§ **REQUEST**:
Going through the material below, please gather all lines with the word "bekezdésében" in them.

§ **SUPPLIED DATA**:
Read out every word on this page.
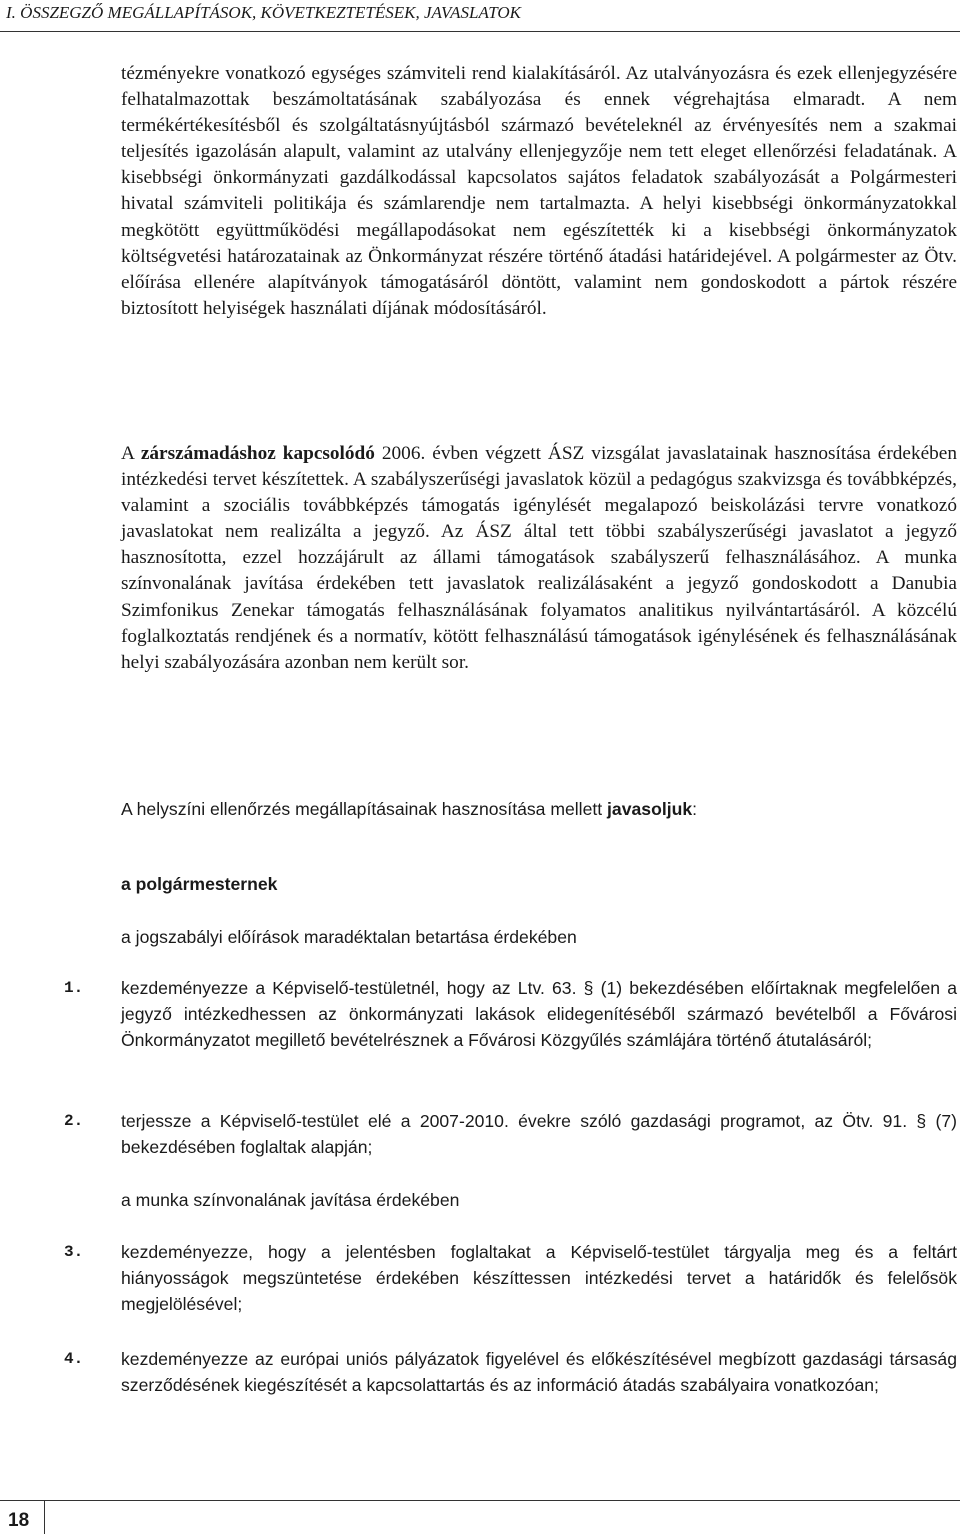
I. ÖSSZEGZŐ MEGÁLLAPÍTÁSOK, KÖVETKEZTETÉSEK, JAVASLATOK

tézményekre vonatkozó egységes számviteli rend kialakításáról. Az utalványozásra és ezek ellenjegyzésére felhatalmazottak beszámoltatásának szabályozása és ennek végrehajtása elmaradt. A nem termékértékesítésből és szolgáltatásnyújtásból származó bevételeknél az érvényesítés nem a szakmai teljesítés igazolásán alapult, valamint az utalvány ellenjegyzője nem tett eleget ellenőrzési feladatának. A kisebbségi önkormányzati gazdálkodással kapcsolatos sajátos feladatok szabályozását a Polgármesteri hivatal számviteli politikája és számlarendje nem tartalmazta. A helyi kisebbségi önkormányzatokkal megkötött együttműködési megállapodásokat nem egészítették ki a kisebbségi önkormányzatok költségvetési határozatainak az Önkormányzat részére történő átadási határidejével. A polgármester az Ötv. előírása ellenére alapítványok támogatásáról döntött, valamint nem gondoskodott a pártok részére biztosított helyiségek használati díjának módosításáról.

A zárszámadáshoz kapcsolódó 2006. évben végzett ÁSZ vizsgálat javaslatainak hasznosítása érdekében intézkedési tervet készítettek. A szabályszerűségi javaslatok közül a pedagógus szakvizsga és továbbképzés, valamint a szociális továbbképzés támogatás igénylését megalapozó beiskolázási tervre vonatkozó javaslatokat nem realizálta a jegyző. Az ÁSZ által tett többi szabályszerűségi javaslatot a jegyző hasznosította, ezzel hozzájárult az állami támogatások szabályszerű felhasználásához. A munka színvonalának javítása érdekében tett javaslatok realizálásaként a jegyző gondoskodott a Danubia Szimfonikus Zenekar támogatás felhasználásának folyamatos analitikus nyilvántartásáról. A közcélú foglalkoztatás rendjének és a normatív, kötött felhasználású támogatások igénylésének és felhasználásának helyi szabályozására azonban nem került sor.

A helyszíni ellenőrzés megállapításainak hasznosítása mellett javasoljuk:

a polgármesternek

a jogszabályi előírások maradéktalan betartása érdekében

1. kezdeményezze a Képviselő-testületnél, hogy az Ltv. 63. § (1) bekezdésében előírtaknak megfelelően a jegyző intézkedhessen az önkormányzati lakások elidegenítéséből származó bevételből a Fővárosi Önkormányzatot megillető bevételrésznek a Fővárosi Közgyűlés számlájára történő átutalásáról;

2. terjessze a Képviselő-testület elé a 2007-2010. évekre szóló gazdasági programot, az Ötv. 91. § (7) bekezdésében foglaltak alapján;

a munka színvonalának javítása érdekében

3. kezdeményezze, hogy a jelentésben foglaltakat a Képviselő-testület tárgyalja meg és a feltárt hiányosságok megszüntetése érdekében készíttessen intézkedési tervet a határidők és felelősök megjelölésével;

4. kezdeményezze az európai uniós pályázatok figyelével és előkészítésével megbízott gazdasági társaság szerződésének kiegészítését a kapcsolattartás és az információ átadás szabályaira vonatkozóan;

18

§ **SOLUTION FOR THIS TASK**:
1. kezdeményezze a Képviselő-testületnél, hogy az Ltv. 63. § (1) bekezdésében előírtaknak megfelelően a jegyző intézkedhessen az önkormányzati lakások elidegenítéséből származó bevételből a Fővárosi Önkormányzatot megillető bevételrésznek a Fővárosi Közgyűlés számlájára történő átutalásáról;
2. terjessze a Képviselő-testület elé a 2007-2010. évekre szóló gazdasági programot, az Ötv. 91. § (7) bekezdésében foglaltak alapján;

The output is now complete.